— WHAT IS NEEDED —
The records that follow are to be transcribed in full, without their images.

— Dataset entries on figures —
- - -
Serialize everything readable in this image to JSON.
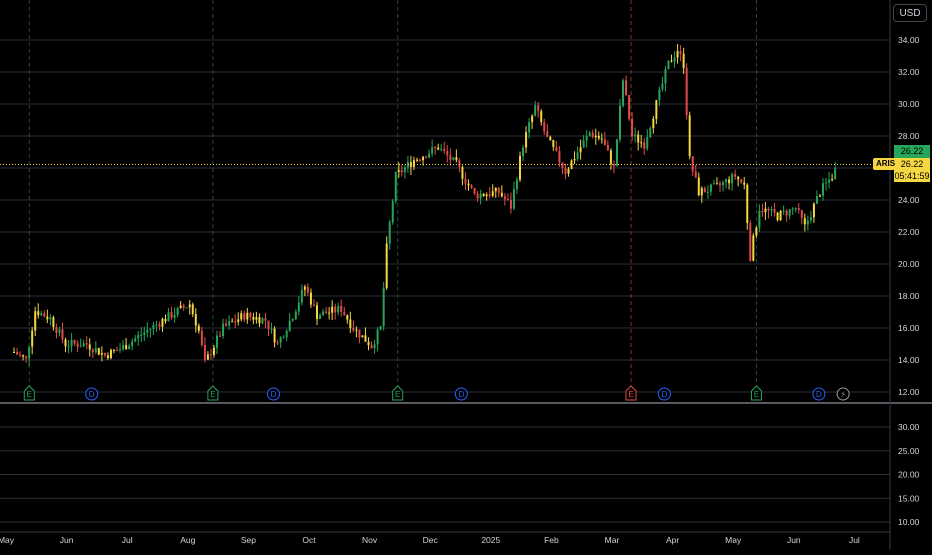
{
  "currency": "USD",
  "symbol": "ARIS",
  "last_price_label": "26.22",
  "countdown": "05:41:59",
  "colors": {
    "up": "#26a65b",
    "down": "#e34b4b",
    "neutral": "#f5d742",
    "grid": "#2a2e39",
    "text": "#d1d4dc",
    "earnings_marker": "#26a65b",
    "dividend_marker": "#2962ff"
  },
  "chart_data": {
    "type": "candlestick",
    "x_ticks": [
      "May",
      "Jun",
      "Jul",
      "Aug",
      "Sep",
      "Oct",
      "Nov",
      "Dec",
      "2025",
      "Feb",
      "Mar",
      "Apr",
      "May",
      "Jun",
      "Jul"
    ],
    "price_axis": {
      "ticks": [
        "12.00",
        "14.00",
        "16.00",
        "18.00",
        "20.00",
        "22.00",
        "24.00",
        "26.00",
        "28.00",
        "30.00",
        "32.00",
        "34.00"
      ],
      "range": [
        11,
        35.5
      ]
    },
    "volume_axis": {
      "ticks": [
        "10.00",
        "15.00",
        "20.00",
        "25.00",
        "30.00"
      ],
      "range": [
        8,
        33
      ]
    },
    "last_price": 26.22,
    "markers": [
      {
        "type": "E",
        "month": "May"
      },
      {
        "type": "D",
        "month": "Jun"
      },
      {
        "type": "E",
        "month": "Aug"
      },
      {
        "type": "D",
        "month": "Sep"
      },
      {
        "type": "E",
        "month": "Nov"
      },
      {
        "type": "D",
        "month": "Dec"
      },
      {
        "type": "E",
        "month": "Mar",
        "highlight": true
      },
      {
        "type": "D",
        "month": "Mar"
      },
      {
        "type": "E",
        "month": "May"
      },
      {
        "type": "D",
        "month": "Jun"
      },
      {
        "type": "⚡",
        "month": "Jun"
      }
    ],
    "price_path": [
      {
        "m": 0.0,
        "p": 14.5
      },
      {
        "m": 0.2,
        "p": 14.0
      },
      {
        "m": 0.35,
        "p": 17.1
      },
      {
        "m": 0.6,
        "p": 16.6
      },
      {
        "m": 0.85,
        "p": 15.0
      },
      {
        "m": 1.2,
        "p": 15.0
      },
      {
        "m": 1.5,
        "p": 14.3
      },
      {
        "m": 1.8,
        "p": 14.8
      },
      {
        "m": 2.1,
        "p": 15.6
      },
      {
        "m": 2.5,
        "p": 16.6
      },
      {
        "m": 2.9,
        "p": 17.5
      },
      {
        "m": 3.05,
        "p": 15.8
      },
      {
        "m": 3.15,
        "p": 13.8
      },
      {
        "m": 3.45,
        "p": 16.0
      },
      {
        "m": 3.8,
        "p": 16.8
      },
      {
        "m": 4.15,
        "p": 16.5
      },
      {
        "m": 4.35,
        "p": 15.0
      },
      {
        "m": 4.6,
        "p": 16.8
      },
      {
        "m": 4.8,
        "p": 18.6
      },
      {
        "m": 5.0,
        "p": 16.8
      },
      {
        "m": 5.4,
        "p": 17.2
      },
      {
        "m": 5.6,
        "p": 16.0
      },
      {
        "m": 5.9,
        "p": 14.9
      },
      {
        "m": 6.05,
        "p": 16.0
      },
      {
        "m": 6.15,
        "p": 21.0
      },
      {
        "m": 6.3,
        "p": 25.5
      },
      {
        "m": 6.6,
        "p": 26.5
      },
      {
        "m": 7.0,
        "p": 27.3
      },
      {
        "m": 7.3,
        "p": 26.2
      },
      {
        "m": 7.6,
        "p": 24.3
      },
      {
        "m": 8.0,
        "p": 24.5
      },
      {
        "m": 8.2,
        "p": 23.6
      },
      {
        "m": 8.4,
        "p": 27.5
      },
      {
        "m": 8.6,
        "p": 29.8
      },
      {
        "m": 8.8,
        "p": 27.8
      },
      {
        "m": 9.1,
        "p": 25.8
      },
      {
        "m": 9.5,
        "p": 28.2
      },
      {
        "m": 9.7,
        "p": 27.8
      },
      {
        "m": 9.9,
        "p": 26.0
      },
      {
        "m": 10.05,
        "p": 31.5
      },
      {
        "m": 10.2,
        "p": 28.0
      },
      {
        "m": 10.4,
        "p": 27.5
      },
      {
        "m": 10.6,
        "p": 30.0
      },
      {
        "m": 10.8,
        "p": 32.5
      },
      {
        "m": 10.95,
        "p": 33.4
      },
      {
        "m": 11.05,
        "p": 32.5
      },
      {
        "m": 11.15,
        "p": 26.5
      },
      {
        "m": 11.3,
        "p": 24.5
      },
      {
        "m": 11.6,
        "p": 24.8
      },
      {
        "m": 11.9,
        "p": 25.5
      },
      {
        "m": 12.05,
        "p": 24.9
      },
      {
        "m": 12.15,
        "p": 20.5
      },
      {
        "m": 12.3,
        "p": 23.5
      },
      {
        "m": 12.6,
        "p": 23.0
      },
      {
        "m": 12.9,
        "p": 23.5
      },
      {
        "m": 13.05,
        "p": 22.3
      },
      {
        "m": 13.3,
        "p": 24.5
      },
      {
        "m": 13.5,
        "p": 25.5
      },
      {
        "m": 13.6,
        "p": 26.22
      }
    ],
    "volume_path": []
  }
}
- - -
— TASK SOLUTION —
Serialize everything readable in this image to JSON.
{
  "currency": "USD",
  "symbol": "ARIS",
  "last_price_label": "26.22",
  "countdown": "05:41:59",
  "colors": {
    "up": "#26a65b",
    "down": "#e34b4b",
    "neutral": "#f5d742",
    "grid": "#2a2e39",
    "text": "#d1d4dc",
    "earnings_marker": "#26a65b",
    "dividend_marker": "#2962ff"
  },
  "chart_data": {
    "type": "candlestick",
    "x_ticks": [
      "May",
      "Jun",
      "Jul",
      "Aug",
      "Sep",
      "Oct",
      "Nov",
      "Dec",
      "2025",
      "Feb",
      "Mar",
      "Apr",
      "May",
      "Jun",
      "Jul"
    ],
    "price_axis": {
      "ticks": [
        "12.00",
        "14.00",
        "16.00",
        "18.00",
        "20.00",
        "22.00",
        "24.00",
        "26.00",
        "28.00",
        "30.00",
        "32.00",
        "34.00"
      ],
      "range": [
        11,
        35.5
      ]
    },
    "volume_axis": {
      "ticks": [
        "10.00",
        "15.00",
        "20.00",
        "25.00",
        "30.00"
      ],
      "range": [
        8,
        33
      ]
    },
    "last_price": 26.22,
    "markers": [
      {
        "type": "E",
        "month": "May"
      },
      {
        "type": "D",
        "month": "Jun"
      },
      {
        "type": "E",
        "month": "Aug"
      },
      {
        "type": "D",
        "month": "Sep"
      },
      {
        "type": "E",
        "month": "Nov"
      },
      {
        "type": "D",
        "month": "Dec"
      },
      {
        "type": "E",
        "month": "Mar",
        "highlight": true
      },
      {
        "type": "D",
        "month": "Mar"
      },
      {
        "type": "E",
        "month": "May"
      },
      {
        "type": "D",
        "month": "Jun"
      },
      {
        "type": "⚡",
        "month": "Jun"
      }
    ],
    "price_path": [
      {
        "m": 0.0,
        "p": 14.5
      },
      {
        "m": 0.2,
        "p": 14.0
      },
      {
        "m": 0.35,
        "p": 17.1
      },
      {
        "m": 0.6,
        "p": 16.6
      },
      {
        "m": 0.85,
        "p": 15.0
      },
      {
        "m": 1.2,
        "p": 15.0
      },
      {
        "m": 1.5,
        "p": 14.3
      },
      {
        "m": 1.8,
        "p": 14.8
      },
      {
        "m": 2.1,
        "p": 15.6
      },
      {
        "m": 2.5,
        "p": 16.6
      },
      {
        "m": 2.9,
        "p": 17.5
      },
      {
        "m": 3.05,
        "p": 15.8
      },
      {
        "m": 3.15,
        "p": 13.8
      },
      {
        "m": 3.45,
        "p": 16.0
      },
      {
        "m": 3.8,
        "p": 16.8
      },
      {
        "m": 4.15,
        "p": 16.5
      },
      {
        "m": 4.35,
        "p": 15.0
      },
      {
        "m": 4.6,
        "p": 16.8
      },
      {
        "m": 4.8,
        "p": 18.6
      },
      {
        "m": 5.0,
        "p": 16.8
      },
      {
        "m": 5.4,
        "p": 17.2
      },
      {
        "m": 5.6,
        "p": 16.0
      },
      {
        "m": 5.9,
        "p": 14.9
      },
      {
        "m": 6.05,
        "p": 16.0
      },
      {
        "m": 6.15,
        "p": 21.0
      },
      {
        "m": 6.3,
        "p": 25.5
      },
      {
        "m": 6.6,
        "p": 26.5
      },
      {
        "m": 7.0,
        "p": 27.3
      },
      {
        "m": 7.3,
        "p": 26.2
      },
      {
        "m": 7.6,
        "p": 24.3
      },
      {
        "m": 8.0,
        "p": 24.5
      },
      {
        "m": 8.2,
        "p": 23.6
      },
      {
        "m": 8.4,
        "p": 27.5
      },
      {
        "m": 8.6,
        "p": 29.8
      },
      {
        "m": 8.8,
        "p": 27.8
      },
      {
        "m": 9.1,
        "p": 25.8
      },
      {
        "m": 9.5,
        "p": 28.2
      },
      {
        "m": 9.7,
        "p": 27.8
      },
      {
        "m": 9.9,
        "p": 26.0
      },
      {
        "m": 10.05,
        "p": 31.5
      },
      {
        "m": 10.2,
        "p": 28.0
      },
      {
        "m": 10.4,
        "p": 27.5
      },
      {
        "m": 10.6,
        "p": 30.0
      },
      {
        "m": 10.8,
        "p": 32.5
      },
      {
        "m": 10.95,
        "p": 33.4
      },
      {
        "m": 11.05,
        "p": 32.5
      },
      {
        "m": 11.15,
        "p": 26.5
      },
      {
        "m": 11.3,
        "p": 24.5
      },
      {
        "m": 11.6,
        "p": 24.8
      },
      {
        "m": 11.9,
        "p": 25.5
      },
      {
        "m": 12.05,
        "p": 24.9
      },
      {
        "m": 12.15,
        "p": 20.5
      },
      {
        "m": 12.3,
        "p": 23.5
      },
      {
        "m": 12.6,
        "p": 23.0
      },
      {
        "m": 12.9,
        "p": 23.5
      },
      {
        "m": 13.05,
        "p": 22.3
      },
      {
        "m": 13.3,
        "p": 24.5
      },
      {
        "m": 13.5,
        "p": 25.5
      },
      {
        "m": 13.6,
        "p": 26.22
      }
    ],
    "volume_path": []
  }
}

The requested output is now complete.